**Written request**
Convert all the records below into a JSON list of strings, one string per line, with blank lines omitted. Leave the pictures out of the result.

--- Begin Available records ---

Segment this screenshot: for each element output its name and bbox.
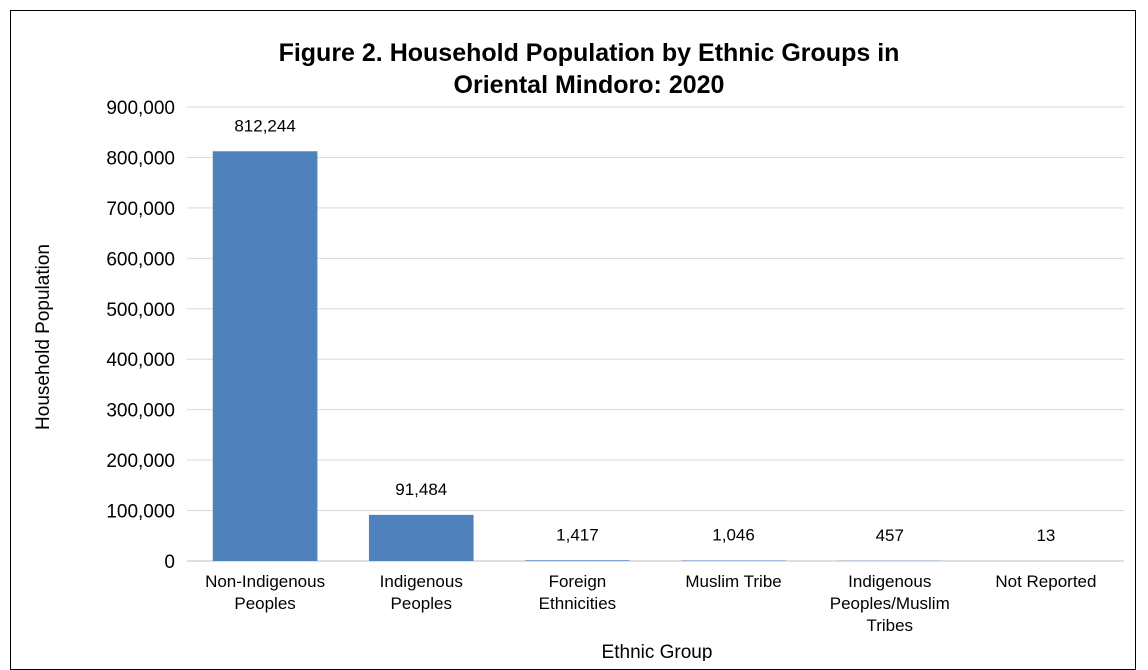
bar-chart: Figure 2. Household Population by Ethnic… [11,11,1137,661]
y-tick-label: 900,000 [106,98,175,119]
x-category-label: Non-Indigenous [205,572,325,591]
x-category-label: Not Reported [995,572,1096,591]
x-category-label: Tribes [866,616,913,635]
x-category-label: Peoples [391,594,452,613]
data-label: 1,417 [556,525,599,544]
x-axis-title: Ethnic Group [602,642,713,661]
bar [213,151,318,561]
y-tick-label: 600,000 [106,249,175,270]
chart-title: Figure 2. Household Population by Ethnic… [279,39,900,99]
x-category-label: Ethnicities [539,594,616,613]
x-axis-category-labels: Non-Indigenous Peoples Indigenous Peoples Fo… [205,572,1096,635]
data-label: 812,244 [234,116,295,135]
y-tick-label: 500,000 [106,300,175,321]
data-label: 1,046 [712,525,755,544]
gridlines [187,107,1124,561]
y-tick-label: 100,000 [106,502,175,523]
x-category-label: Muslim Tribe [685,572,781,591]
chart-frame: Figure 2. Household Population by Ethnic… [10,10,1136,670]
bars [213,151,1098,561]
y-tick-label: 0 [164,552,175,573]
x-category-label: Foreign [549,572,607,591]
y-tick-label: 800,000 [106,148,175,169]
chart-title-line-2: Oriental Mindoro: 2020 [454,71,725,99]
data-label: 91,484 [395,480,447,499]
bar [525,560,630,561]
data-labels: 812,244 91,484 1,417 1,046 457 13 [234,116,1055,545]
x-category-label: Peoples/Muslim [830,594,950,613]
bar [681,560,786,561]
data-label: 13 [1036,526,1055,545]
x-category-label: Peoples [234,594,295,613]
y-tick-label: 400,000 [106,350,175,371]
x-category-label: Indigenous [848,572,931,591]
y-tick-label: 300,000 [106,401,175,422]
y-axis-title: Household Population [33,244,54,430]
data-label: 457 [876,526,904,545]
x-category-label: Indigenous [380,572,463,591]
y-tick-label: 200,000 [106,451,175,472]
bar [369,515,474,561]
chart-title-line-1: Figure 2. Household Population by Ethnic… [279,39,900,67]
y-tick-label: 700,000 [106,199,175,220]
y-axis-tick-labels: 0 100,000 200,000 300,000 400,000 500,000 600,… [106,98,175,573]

--- End Available records ---

**Result**
[
  "Segment this screenshot: for each element output its name and bbox.",
  "bar-chart: Figure 2. Household Population by Ethnic… [11,11,1137,661]",
  "y-tick-label: 900,000 [106,98,175,119]",
  "x-category-label: Non-Indigenous [205,572,325,591]",
  "x-category-label: Not Reported [995,572,1096,591]",
  "x-category-label: Tribes [866,616,913,635]",
  "x-category-label: Peoples [391,594,452,613]",
  "data-label: 1,417 [556,525,599,544]",
  "x-axis-title: Ethnic Group [602,642,713,661]",
  "bar [213,151,318,561]",
  "y-tick-label: 600,000 [106,249,175,270]",
  "chart-title: Figure 2. Household Population by Ethnic… [279,39,900,99]",
  "x-category-label: Ethnicities [539,594,616,613]",
  "x-axis-category-labels: Non-Indigenous Peoples Indigenous Peoples Fo… [205,572,1096,635]",
  "data-label: 812,244 [234,116,295,135]",
  "y-tick-label: 500,000 [106,300,175,321]",
  "data-label: 1,046 [712,525,755,544]",
  "gridlines [187,107,1124,561]",
  "y-tick-label: 100,000 [106,502,175,523]",
  "x-category-label: Muslim Tribe [685,572,781,591]",
  "chart-frame: Figure 2. Household Population by Ethnic… [10,10,1136,670]",
  "bars [213,151,1098,561]",
  "y-tick-label: 0 [164,552,175,573]",
  "x-category-label: Foreign [549,572,607,591]",
  "y-tick-label: 800,000 [106,148,175,169]",
  "chart-title-line-2: Oriental Mindoro: 2020 [454,71,725,99]",
  "data-label: 91,484 [395,480,447,499]",
  "bar [525,560,630,561]",
  "data-labels: 812,244 91,484 1,417 1,046 457 13 [234,116,1055,545]",
  "x-category-label: Peoples/Muslim [830,594,950,613]",
  "bar [681,560,786,561]",
  "data-label: 13 [1036,526,1055,545]",
  "x-category-label: Peoples [234,594,295,613]",
  "y-tick-label: 400,000 [106,350,175,371]",
  "x-category-label: Indigenous [848,572,931,591]",
  "y-tick-label: 300,000 [106,401,175,422]",
  "y-axis-title: Household Population [33,244,54,430]",
  "data-label: 457 [876,526,904,545]",
  "x-category-label: Indigenous [380,572,463,591]",
  "y-tick-label: 200,000 [106,451,175,472]",
  "bar [369,515,474,561]",
  "chart-title-line-1: Figure 2. Household Population by Ethnic… [279,39,900,67]",
  "y-tick-label: 700,000 [106,199,175,220]",
  "y-axis-tick-labels: 0 100,000 200,000 300,000 400,000 500,000 600,… [106,98,175,573]"
]